DIRECTIONS: Output the full listing below exactly, without the pictures.

MATERIAL PROVIDED:
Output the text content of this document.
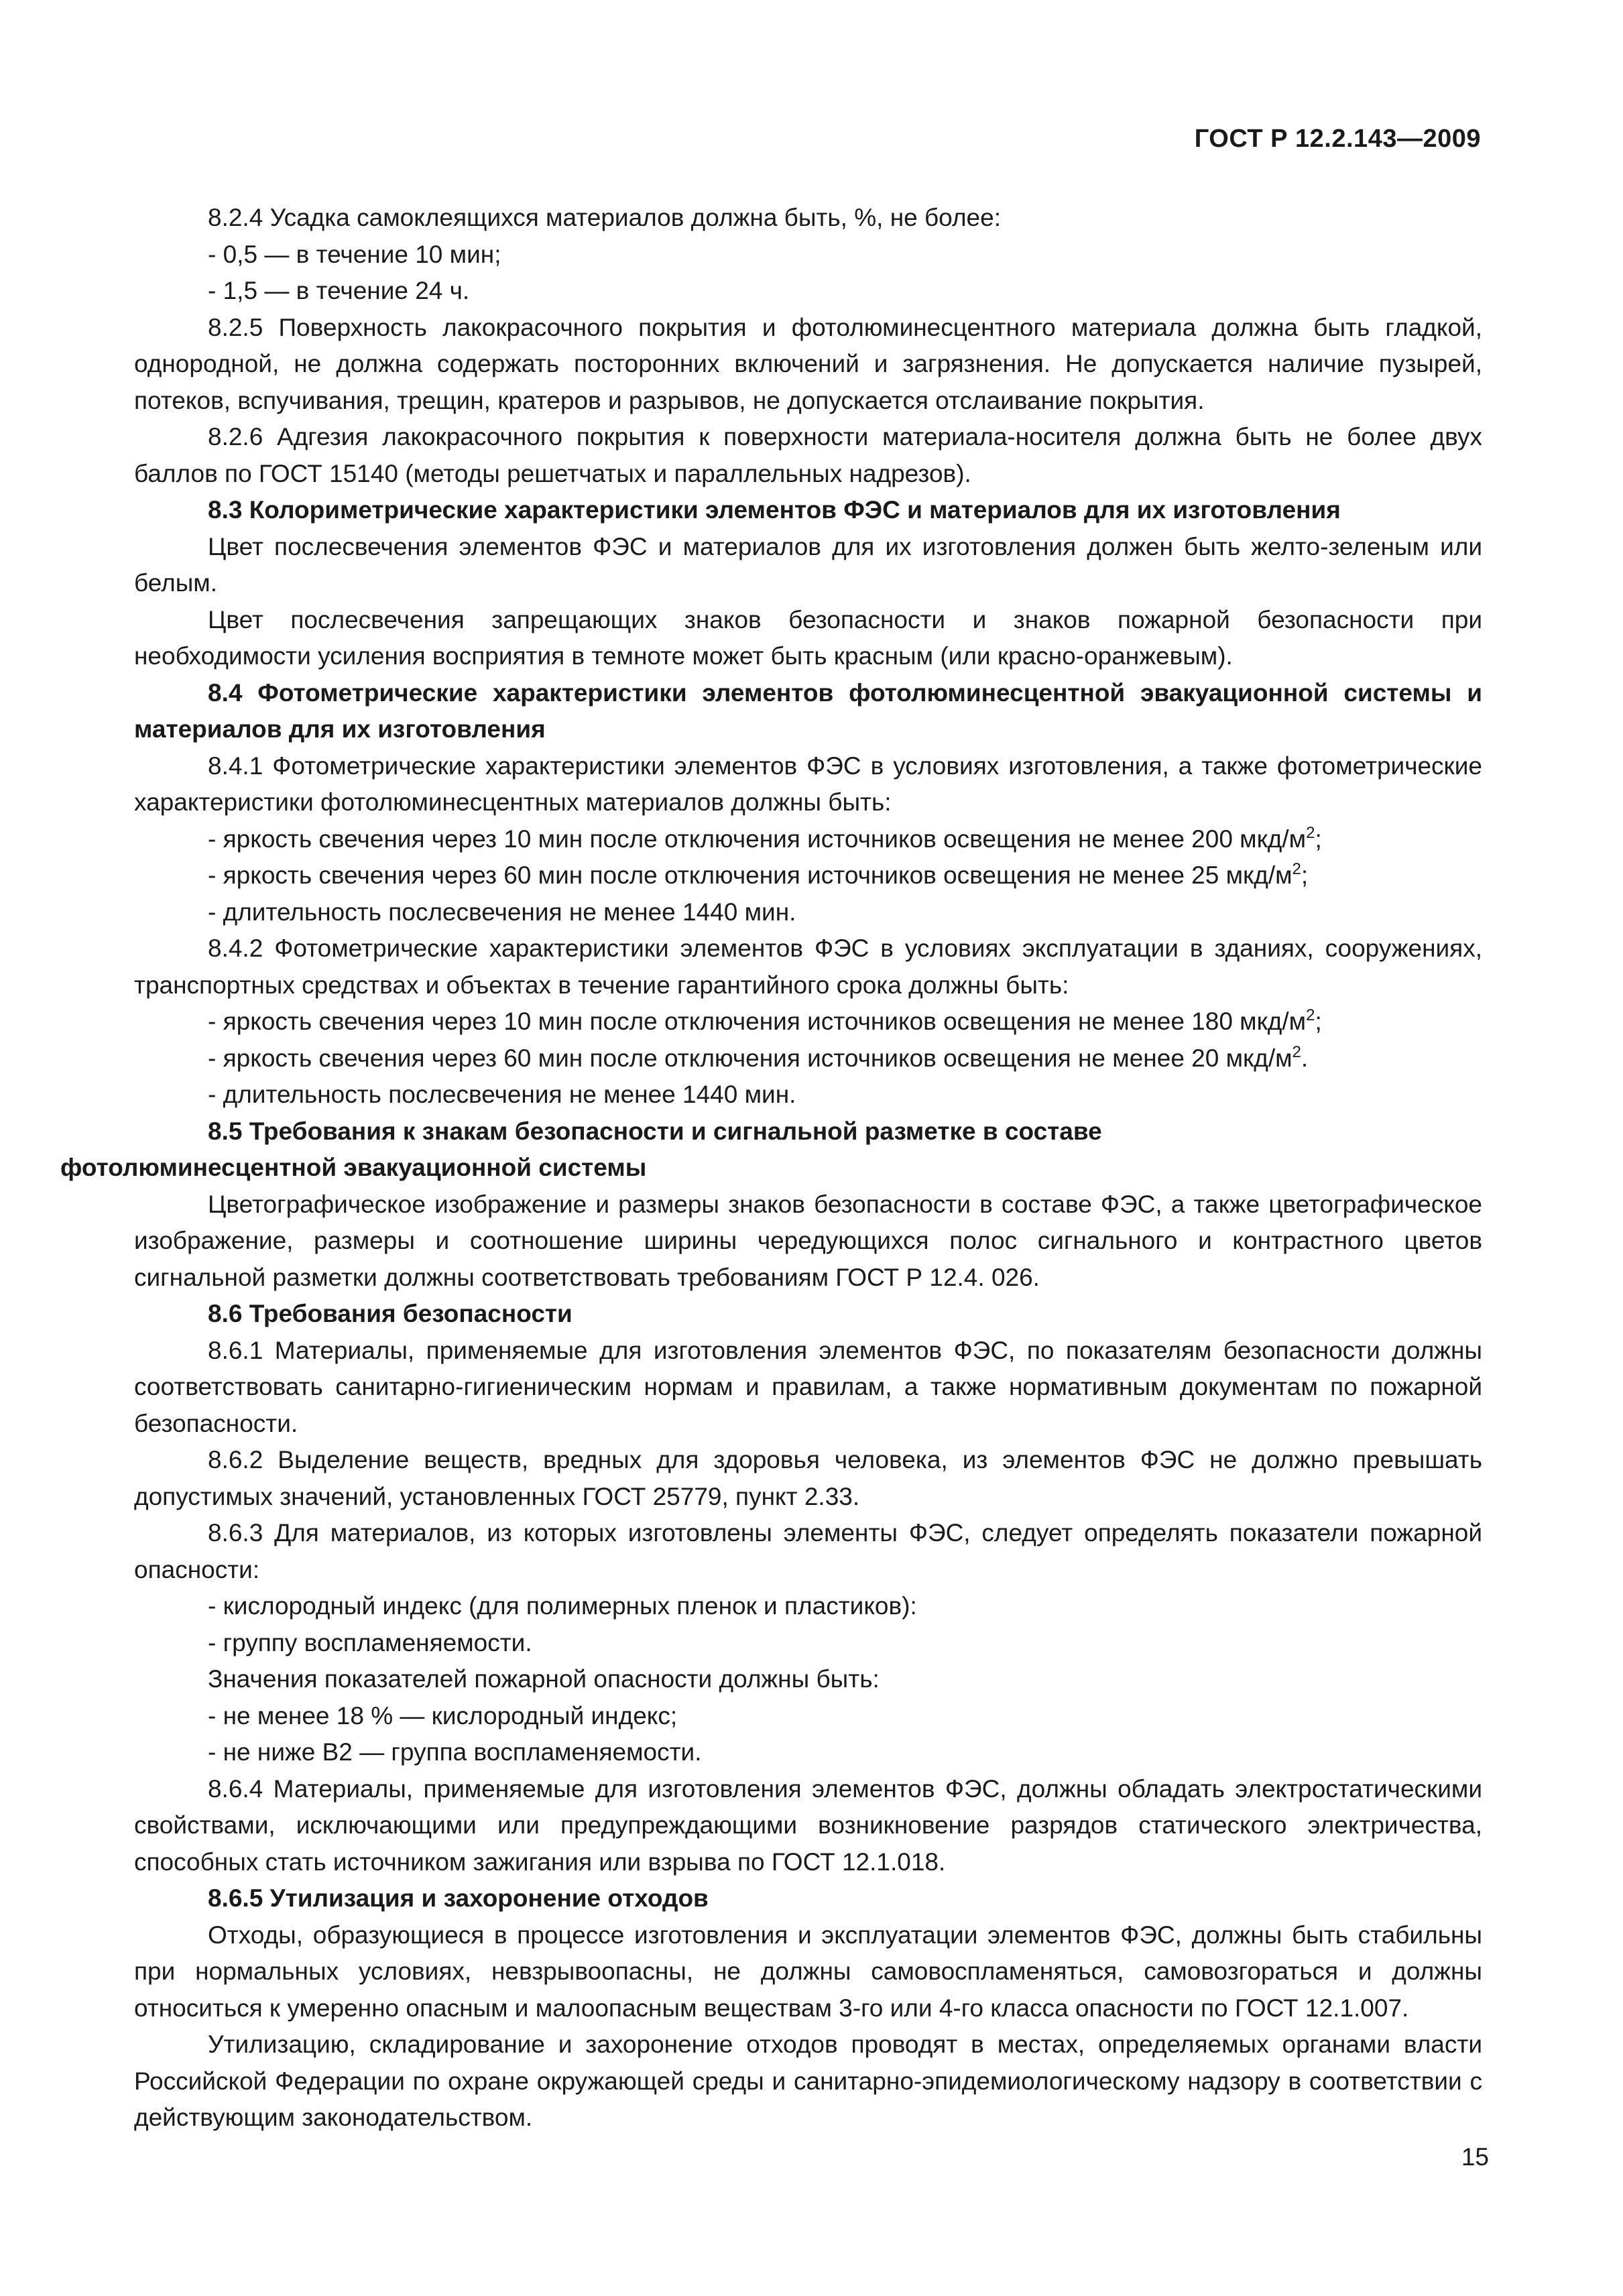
ГОСТ Р 12.2.143—2009

8.2.4 Усадка самоклеящихся материалов должна быть, %, не более:

- 0,5 — в течение 10 мин;

- 1,5 — в течение 24 ч.

8.2.5 Поверхность лакокрасочного покрытия и фотолюминесцентного материала должна быть гладкой, однородной, не должна содержать посторонних включений и загрязнения. Не допускается наличие пузырей, потеков, вспучивания, трещин, кратеров и разрывов, не допускается отслаивание покрытия.

8.2.6 Адгезия лакокрасочного покрытия к поверхности материала-носителя должна быть не более двух баллов по ГОСТ 15140 (методы решетчатых и параллельных надрезов).

8.3 Колориметрические характеристики элементов ФЭС и материалов для их изготовления

Цвет послесвечения элементов ФЭС и материалов для их изготовления должен быть желто-зеленым или белым.

Цвет послесвечения запрещающих знаков безопасности и знаков пожарной безопасности при необходимости усиления восприятия в темноте может быть красным (или красно-оранжевым).

8.4 Фотометрические характеристики элементов фотолюминесцентной эвакуационной системы и материалов для их изготовления

8.4.1 Фотометрические характеристики элементов ФЭС в условиях изготовления, а также фотометрические характеристики фотолюминесцентных материалов должны быть:

- яркость свечения через 10 мин после отключения источников освещения не менее 200 мкд/$м^2$;

- яркость свечения через 60 мин после отключения источников освещения не менее 25 мкд/$м^2$;

- длительность послесвечения не менее 1440 мин.

8.4.2 Фотометрические характеристики элементов ФЭС в условиях эксплуатации в зданиях, сооружениях, транспортных средствах и объектах в течение гарантийного срока должны быть:

- яркость свечения через 10 мин после отключения источников освещения не менее 180 мкд/$м^2$;

- яркость свечения через 60 мин после отключения источников освещения не менее 20 мкд/$м^2$.

- длительность послесвечения не менее 1440 мин.

8.5 Требования к знакам безопасности и сигнальной разметке в составе
фотолюминесцентной эвакуационной системы

Цветографическое изображение и размеры знаков безопасности в составе ФЭС, а также цветографическое изображение, размеры и соотношение ширины чередующихся полос сигнального и контрастного цветов сигнальной разметки должны соответствовать требованиям ГОСТ Р 12.4. 026.

8.6 Требования безопасности

8.6.1 Материалы, применяемые для изготовления элементов ФЭС, по показателям безопасности должны соответствовать санитарно-гигиеническим нормам и правилам, а также нормативным документам по пожарной безопасности.

8.6.2 Выделение веществ, вредных для здоровья человека, из элементов ФЭС не должно превышать допустимых значений, установленных ГОСТ 25779, пункт 2.33.

8.6.3 Для материалов, из которых изготовлены элементы ФЭС, следует определять показатели пожарной опасности:

- кислородный индекс (для полимерных пленок и пластиков):

- группу воспламеняемости.

Значения показателей пожарной опасности должны быть:

- не менее 18 % — кислородный индекс;

- не ниже В2 — группа воспламеняемости.

8.6.4 Материалы, применяемые для изготовления элементов ФЭС, должны обладать электростатическими свойствами, исключающими или предупреждающими возникновение разрядов статического электричества, способных стать источником зажигания или взрыва по ГОСТ 12.1.018.

8.6.5 Утилизация и захоронение отходов

Отходы, образующиеся в процессе изготовления и эксплуатации элементов ФЭС, должны быть стабильны при нормальных условиях, невзрывоопасны, не должны самовоспламеняться, самовозгораться и должны относиться к умеренно опасным и малоопасным веществам 3-го или 4-го класса опасности по ГОСТ 12.1.007.

Утилизацию, складирование и захоронение отходов проводят в местах, определяемых органами власти Российской Федерации по охране окружающей среды и санитарно-эпидемиологическому надзору в соответствии с действующим законодательством.

15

THE ANSWER:
Output the text content of this document.
ГОСТ Р 12.2.143—2009

8.2.4 Усадка самоклеящихся материалов должна быть, %, не более:

- 0,5 — в течение 10 мин;

- 1,5 — в течение 24 ч.

8.2.5 Поверхность лакокрасочного покрытия и фотолюминесцентного материала должна быть гладкой, однородной, не должна содержать посторонних включений и загрязнения. Не допускается наличие пузырей, потеков, вспучивания, трещин, кратеров и разрывов, не допускается отслаивание покрытия.

8.2.6 Адгезия лакокрасочного покрытия к поверхности материала-носителя должна быть не более двух баллов по ГОСТ 15140 (методы решетчатых и параллельных надрезов).

8.3 Колориметрические характеристики элементов ФЭС и материалов для их изготовления

Цвет послесвечения элементов ФЭС и материалов для их изготовления должен быть желто-зеленым или белым.

Цвет послесвечения запрещающих знаков безопасности и знаков пожарной безопасности при необходимости усиления восприятия в темноте может быть красным (или красно-оранжевым).

8.4 Фотометрические характеристики элементов фотолюминесцентной эвакуационной системы и материалов для их изготовления

8.4.1 Фотометрические характеристики элементов ФЭС в условиях изготовления, а также фотометрические характеристики фотолюминесцентных материалов должны быть:

- яркость свечения через 10 мин после отключения источников освещения не менее 200 мкд/$м^2$;

- яркость свечения через 60 мин после отключения источников освещения не менее 25 мкд/$м^2$;

- длительность послесвечения не менее 1440 мин.

8.4.2 Фотометрические характеристики элементов ФЭС в условиях эксплуатации в зданиях, сооружениях, транспортных средствах и объектах в течение гарантийного срока должны быть:

- яркость свечения через 10 мин после отключения источников освещения не менее 180 мкд/$м^2$;

- яркость свечения через 60 мин после отключения источников освещения не менее 20 мкд/$м^2$.

- длительность послесвечения не менее 1440 мин.

8.5 Требования к знакам безопасности и сигнальной разметке в составе
фотолюминесцентной эвакуационной системы

Цветографическое изображение и размеры знаков безопасности в составе ФЭС, а также цветографическое изображение, размеры и соотношение ширины чередующихся полос сигнального и контрастного цветов сигнальной разметки должны соответствовать требованиям ГОСТ Р 12.4. 026.

8.6 Требования безопасности

8.6.1 Материалы, применяемые для изготовления элементов ФЭС, по показателям безопасности должны соответствовать санитарно-гигиеническим нормам и правилам, а также нормативным документам по пожарной безопасности.

8.6.2 Выделение веществ, вредных для здоровья человека, из элементов ФЭС не должно превышать допустимых значений, установленных ГОСТ 25779, пункт 2.33.

8.6.3 Для материалов, из которых изготовлены элементы ФЭС, следует определять показатели пожарной опасности:

- кислородный индекс (для полимерных пленок и пластиков):

- группу воспламеняемости.

Значения показателей пожарной опасности должны быть:

- не менее 18 % — кислородный индекс;

- не ниже В2 — группа воспламеняемости.

8.6.4 Материалы, применяемые для изготовления элементов ФЭС, должны обладать электростатическими свойствами, исключающими или предупреждающими возникновение разрядов статического электричества, способных стать источником зажигания или взрыва по ГОСТ 12.1.018.

8.6.5 Утилизация и захоронение отходов

Отходы, образующиеся в процессе изготовления и эксплуатации элементов ФЭС, должны быть стабильны при нормальных условиях, невзрывоопасны, не должны самовоспламеняться, самовозгораться и должны относиться к умеренно опасным и малоопасным веществам 3-го или 4-го класса опасности по ГОСТ 12.1.007.

Утилизацию, складирование и захоронение отходов проводят в местах, определяемых органами власти Российской Федерации по охране окружающей среды и санитарно-эпидемиологическому надзору в соответствии с действующим законодательством.

15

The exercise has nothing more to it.